Exercise directions =
A faithful transcription of all the data is required.

Extracted entries =
________________________________________

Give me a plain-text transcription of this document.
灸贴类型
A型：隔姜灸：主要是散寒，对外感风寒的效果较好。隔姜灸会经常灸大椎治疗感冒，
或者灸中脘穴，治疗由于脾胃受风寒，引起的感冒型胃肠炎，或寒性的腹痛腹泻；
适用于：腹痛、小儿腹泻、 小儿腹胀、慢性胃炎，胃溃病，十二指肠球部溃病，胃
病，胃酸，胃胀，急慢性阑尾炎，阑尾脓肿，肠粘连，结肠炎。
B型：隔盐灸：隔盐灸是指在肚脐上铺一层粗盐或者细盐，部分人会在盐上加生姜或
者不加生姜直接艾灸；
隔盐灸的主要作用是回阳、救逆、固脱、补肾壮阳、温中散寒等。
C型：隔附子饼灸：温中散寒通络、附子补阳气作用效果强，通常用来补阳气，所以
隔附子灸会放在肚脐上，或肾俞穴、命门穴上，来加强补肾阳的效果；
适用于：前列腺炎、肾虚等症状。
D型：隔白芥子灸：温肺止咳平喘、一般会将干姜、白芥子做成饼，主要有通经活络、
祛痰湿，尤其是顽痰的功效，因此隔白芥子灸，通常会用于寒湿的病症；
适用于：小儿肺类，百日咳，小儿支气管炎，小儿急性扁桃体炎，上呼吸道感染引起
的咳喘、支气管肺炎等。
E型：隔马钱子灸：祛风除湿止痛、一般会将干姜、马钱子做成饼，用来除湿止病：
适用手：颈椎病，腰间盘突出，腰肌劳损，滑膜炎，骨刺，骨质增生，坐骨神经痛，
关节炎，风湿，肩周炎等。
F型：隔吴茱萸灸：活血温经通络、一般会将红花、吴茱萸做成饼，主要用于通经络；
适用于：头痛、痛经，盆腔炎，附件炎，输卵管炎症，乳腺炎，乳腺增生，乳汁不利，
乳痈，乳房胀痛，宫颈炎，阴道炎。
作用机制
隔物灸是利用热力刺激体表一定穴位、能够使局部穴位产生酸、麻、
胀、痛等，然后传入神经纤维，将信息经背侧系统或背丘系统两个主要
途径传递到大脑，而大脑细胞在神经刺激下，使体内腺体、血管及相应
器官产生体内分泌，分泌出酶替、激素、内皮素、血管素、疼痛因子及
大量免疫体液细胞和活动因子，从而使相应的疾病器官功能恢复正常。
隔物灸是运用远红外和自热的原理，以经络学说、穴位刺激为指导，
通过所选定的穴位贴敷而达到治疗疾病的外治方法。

________________________________________

Reply =
Give me a plain-text transcription of this document.
灸贴类型
A型：隔姜灸：主要是散寒，对外感风寒的效果较好。隔姜灸会经常灸大椎治疗感冒，
或者灸中脘穴，治疗由于脾胃受风寒，引起的感冒型胃肠炎，或寒性的腹痛腹泻；
适用于：腹痛、小儿腹泻、 小儿腹胀、慢性胃炎，胃溃病，十二指肠球部溃病，胃
病，胃酸，胃胀，急慢性阑尾炎，阑尾脓肿，肠粘连，结肠炎。
B型：隔盐灸：隔盐灸是指在肚脐上铺一层粗盐或者细盐，部分人会在盐上加生姜或
者不加生姜直接艾灸；
隔盐灸的主要作用是回阳、救逆、固脱、补肾壮阳、温中散寒等。
C型：隔附子饼灸：温中散寒通络、附子补阳气作用效果强，通常用来补阳气，所以
隔附子灸会放在肚脐上，或肾俞穴、命门穴上，来加强补肾阳的效果；
适用于：前列腺炎、肾虚等症状。
D型：隔白芥子灸：温肺止咳平喘、一般会将干姜、白芥子做成饼，主要有通经活络、
祛痰湿，尤其是顽痰的功效，因此隔白芥子灸，通常会用于寒湿的病症；
适用于：小儿肺类，百日咳，小儿支气管炎，小儿急性扁桃体炎，上呼吸道感染引起
的咳喘、支气管肺炎等。
E型：隔马钱子灸：祛风除湿止痛、一般会将干姜、马钱子做成饼，用来除湿止病：
适用手：颈椎病，腰间盘突出，腰肌劳损，滑膜炎，骨刺，骨质增生，坐骨神经痛，
关节炎，风湿，肩周炎等。
F型：隔吴茱萸灸：活血温经通络、一般会将红花、吴茱萸做成饼，主要用于通经络；
适用于：头痛、痛经，盆腔炎，附件炎，输卵管炎症，乳腺炎，乳腺增生，乳汁不利，
乳痈，乳房胀痛，宫颈炎，阴道炎。
作用机制
隔物灸是利用热力刺激体表一定穴位、能够使局部穴位产生酸、麻、
胀、痛等，然后传入神经纤维，将信息经背侧系统或背丘系统两个主要
途径传递到大脑，而大脑细胞在神经刺激下，使体内腺体、血管及相应
器官产生体内分泌，分泌出酶替、激素、内皮素、血管素、疼痛因子及
大量免疫体液细胞和活动因子，从而使相应的疾病器官功能恢复正常。
隔物灸是运用远红外和自热的原理，以经络学说、穴位刺激为指导，
通过所选定的穴位贴敷而达到治疗疾病的外治方法。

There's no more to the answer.